Every line of the data that contains the string "dashedBg" must be copied.

— Start of GIVEN INFORMATION —

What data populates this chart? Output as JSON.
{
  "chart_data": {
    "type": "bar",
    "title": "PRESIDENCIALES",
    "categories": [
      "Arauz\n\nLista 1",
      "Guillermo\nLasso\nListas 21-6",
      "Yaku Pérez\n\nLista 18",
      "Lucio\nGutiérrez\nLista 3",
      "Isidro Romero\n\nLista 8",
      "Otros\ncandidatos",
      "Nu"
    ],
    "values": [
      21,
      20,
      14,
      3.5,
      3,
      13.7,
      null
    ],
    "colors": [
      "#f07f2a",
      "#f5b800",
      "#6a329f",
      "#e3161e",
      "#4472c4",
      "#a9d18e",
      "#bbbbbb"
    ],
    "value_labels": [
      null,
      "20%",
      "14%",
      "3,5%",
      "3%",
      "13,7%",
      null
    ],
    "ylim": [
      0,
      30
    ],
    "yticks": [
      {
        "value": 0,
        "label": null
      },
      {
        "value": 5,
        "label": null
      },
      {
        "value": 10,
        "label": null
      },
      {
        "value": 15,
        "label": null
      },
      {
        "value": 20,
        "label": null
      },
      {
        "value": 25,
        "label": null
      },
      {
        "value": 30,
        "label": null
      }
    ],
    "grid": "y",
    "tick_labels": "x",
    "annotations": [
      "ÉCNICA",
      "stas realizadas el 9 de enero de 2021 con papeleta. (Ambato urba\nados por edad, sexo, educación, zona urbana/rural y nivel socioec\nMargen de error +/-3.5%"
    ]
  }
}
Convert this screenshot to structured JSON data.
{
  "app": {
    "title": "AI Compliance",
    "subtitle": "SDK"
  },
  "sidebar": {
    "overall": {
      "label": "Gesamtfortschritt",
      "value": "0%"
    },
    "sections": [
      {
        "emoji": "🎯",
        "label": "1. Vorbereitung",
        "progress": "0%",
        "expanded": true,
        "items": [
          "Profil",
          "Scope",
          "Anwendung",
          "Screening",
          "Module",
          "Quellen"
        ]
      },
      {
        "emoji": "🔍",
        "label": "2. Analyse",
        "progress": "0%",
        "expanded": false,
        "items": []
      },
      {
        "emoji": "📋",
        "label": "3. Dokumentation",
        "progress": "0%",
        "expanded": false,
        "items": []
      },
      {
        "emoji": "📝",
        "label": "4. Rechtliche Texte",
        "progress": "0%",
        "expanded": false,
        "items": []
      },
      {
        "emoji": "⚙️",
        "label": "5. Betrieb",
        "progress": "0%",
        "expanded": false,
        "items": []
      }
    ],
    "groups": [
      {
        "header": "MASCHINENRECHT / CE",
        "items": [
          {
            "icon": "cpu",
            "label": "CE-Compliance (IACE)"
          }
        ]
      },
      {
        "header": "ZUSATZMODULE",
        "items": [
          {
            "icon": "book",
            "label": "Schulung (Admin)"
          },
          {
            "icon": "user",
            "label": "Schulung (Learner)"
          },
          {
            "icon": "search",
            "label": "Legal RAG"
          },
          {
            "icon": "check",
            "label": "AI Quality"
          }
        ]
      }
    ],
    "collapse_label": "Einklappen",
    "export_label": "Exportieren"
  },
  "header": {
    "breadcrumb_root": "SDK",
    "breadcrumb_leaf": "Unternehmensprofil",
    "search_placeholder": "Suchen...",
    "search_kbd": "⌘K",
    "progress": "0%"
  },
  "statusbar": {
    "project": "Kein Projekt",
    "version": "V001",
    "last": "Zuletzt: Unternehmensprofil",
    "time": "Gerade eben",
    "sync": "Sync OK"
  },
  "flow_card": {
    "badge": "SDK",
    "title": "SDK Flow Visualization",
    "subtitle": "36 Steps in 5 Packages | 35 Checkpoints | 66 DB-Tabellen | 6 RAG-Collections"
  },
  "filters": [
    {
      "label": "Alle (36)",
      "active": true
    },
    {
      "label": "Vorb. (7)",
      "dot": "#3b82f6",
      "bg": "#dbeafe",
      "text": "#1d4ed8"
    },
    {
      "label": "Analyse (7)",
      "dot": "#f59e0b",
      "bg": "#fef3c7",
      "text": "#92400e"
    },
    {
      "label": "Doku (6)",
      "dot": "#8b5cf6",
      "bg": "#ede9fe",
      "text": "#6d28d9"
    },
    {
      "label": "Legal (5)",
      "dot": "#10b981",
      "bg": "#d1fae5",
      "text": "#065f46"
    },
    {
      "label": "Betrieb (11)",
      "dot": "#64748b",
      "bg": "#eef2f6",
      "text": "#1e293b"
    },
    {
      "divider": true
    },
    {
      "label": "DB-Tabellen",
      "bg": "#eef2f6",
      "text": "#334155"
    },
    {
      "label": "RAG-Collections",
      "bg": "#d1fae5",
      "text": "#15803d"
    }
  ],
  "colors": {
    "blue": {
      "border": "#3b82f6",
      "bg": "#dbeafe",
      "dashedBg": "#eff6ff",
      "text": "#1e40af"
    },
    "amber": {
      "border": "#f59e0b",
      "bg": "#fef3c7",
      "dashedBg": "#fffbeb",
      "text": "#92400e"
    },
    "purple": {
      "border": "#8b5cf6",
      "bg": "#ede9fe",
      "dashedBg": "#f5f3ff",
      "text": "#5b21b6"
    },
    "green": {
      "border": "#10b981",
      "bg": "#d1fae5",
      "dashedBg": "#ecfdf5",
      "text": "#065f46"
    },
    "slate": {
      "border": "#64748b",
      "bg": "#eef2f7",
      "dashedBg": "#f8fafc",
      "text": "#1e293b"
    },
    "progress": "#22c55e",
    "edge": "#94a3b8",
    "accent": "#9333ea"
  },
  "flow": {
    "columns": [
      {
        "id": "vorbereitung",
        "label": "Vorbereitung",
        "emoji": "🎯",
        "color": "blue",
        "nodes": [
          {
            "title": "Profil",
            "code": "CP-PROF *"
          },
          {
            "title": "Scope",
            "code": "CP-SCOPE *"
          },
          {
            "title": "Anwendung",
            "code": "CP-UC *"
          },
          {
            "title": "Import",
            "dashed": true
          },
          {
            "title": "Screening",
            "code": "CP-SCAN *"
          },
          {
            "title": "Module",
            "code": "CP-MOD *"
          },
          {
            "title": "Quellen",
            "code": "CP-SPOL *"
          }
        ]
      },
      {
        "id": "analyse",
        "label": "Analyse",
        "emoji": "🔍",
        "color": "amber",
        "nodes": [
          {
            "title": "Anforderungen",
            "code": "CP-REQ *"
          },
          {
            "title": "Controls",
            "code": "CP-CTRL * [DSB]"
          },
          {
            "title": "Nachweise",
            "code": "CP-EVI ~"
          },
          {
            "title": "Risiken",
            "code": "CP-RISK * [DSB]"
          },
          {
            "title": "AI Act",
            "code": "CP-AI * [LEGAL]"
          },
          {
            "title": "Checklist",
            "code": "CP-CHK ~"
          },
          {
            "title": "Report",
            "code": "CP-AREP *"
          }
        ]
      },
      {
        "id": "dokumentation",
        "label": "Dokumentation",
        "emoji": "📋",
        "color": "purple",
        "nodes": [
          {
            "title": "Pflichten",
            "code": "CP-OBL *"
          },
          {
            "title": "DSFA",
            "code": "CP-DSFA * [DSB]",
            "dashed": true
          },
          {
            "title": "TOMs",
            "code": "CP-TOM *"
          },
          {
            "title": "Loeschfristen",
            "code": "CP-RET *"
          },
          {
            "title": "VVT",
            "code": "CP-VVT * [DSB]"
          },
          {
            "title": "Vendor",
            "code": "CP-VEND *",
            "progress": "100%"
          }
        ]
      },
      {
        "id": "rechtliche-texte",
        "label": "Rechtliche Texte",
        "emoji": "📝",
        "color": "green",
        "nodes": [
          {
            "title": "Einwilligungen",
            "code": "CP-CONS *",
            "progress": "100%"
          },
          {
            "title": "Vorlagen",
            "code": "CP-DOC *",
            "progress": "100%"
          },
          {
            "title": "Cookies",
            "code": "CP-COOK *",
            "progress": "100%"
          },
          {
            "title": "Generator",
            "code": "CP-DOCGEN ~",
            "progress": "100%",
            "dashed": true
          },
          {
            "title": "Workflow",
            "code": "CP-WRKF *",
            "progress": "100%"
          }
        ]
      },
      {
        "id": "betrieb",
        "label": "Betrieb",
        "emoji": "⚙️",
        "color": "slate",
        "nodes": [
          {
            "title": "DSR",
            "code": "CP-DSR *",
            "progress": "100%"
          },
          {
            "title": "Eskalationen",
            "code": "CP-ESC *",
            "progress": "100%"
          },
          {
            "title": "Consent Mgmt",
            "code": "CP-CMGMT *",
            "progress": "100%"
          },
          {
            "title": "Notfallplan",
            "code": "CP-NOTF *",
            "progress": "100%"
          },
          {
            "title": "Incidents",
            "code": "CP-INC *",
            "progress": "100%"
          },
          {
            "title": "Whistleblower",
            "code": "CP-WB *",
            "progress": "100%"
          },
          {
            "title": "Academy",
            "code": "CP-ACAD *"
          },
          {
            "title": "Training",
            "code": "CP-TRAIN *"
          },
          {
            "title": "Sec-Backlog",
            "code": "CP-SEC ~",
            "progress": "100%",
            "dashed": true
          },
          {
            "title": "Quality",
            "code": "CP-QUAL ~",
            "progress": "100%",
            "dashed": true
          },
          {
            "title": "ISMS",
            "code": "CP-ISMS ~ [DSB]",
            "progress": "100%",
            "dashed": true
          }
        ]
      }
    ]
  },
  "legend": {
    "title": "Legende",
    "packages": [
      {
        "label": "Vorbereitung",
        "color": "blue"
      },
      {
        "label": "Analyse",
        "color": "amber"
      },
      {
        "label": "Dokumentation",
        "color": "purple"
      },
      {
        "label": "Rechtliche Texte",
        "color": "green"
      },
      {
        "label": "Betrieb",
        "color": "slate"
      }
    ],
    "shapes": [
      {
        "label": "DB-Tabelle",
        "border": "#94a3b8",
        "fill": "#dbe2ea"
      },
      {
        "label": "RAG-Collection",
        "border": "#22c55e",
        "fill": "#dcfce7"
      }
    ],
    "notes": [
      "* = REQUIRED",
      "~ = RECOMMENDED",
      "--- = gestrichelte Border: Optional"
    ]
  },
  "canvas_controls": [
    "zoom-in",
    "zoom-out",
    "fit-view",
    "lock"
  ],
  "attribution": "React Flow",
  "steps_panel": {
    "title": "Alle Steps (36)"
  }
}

— End of GIVEN INFORMATION —

**THE COMPLETED TASK:**
      "dashedBg": "#eff6ff",
      "dashedBg": "#fffbeb",
      "dashedBg": "#f5f3ff",
      "dashedBg": "#ecfdf5",
      "dashedBg": "#f8fafc",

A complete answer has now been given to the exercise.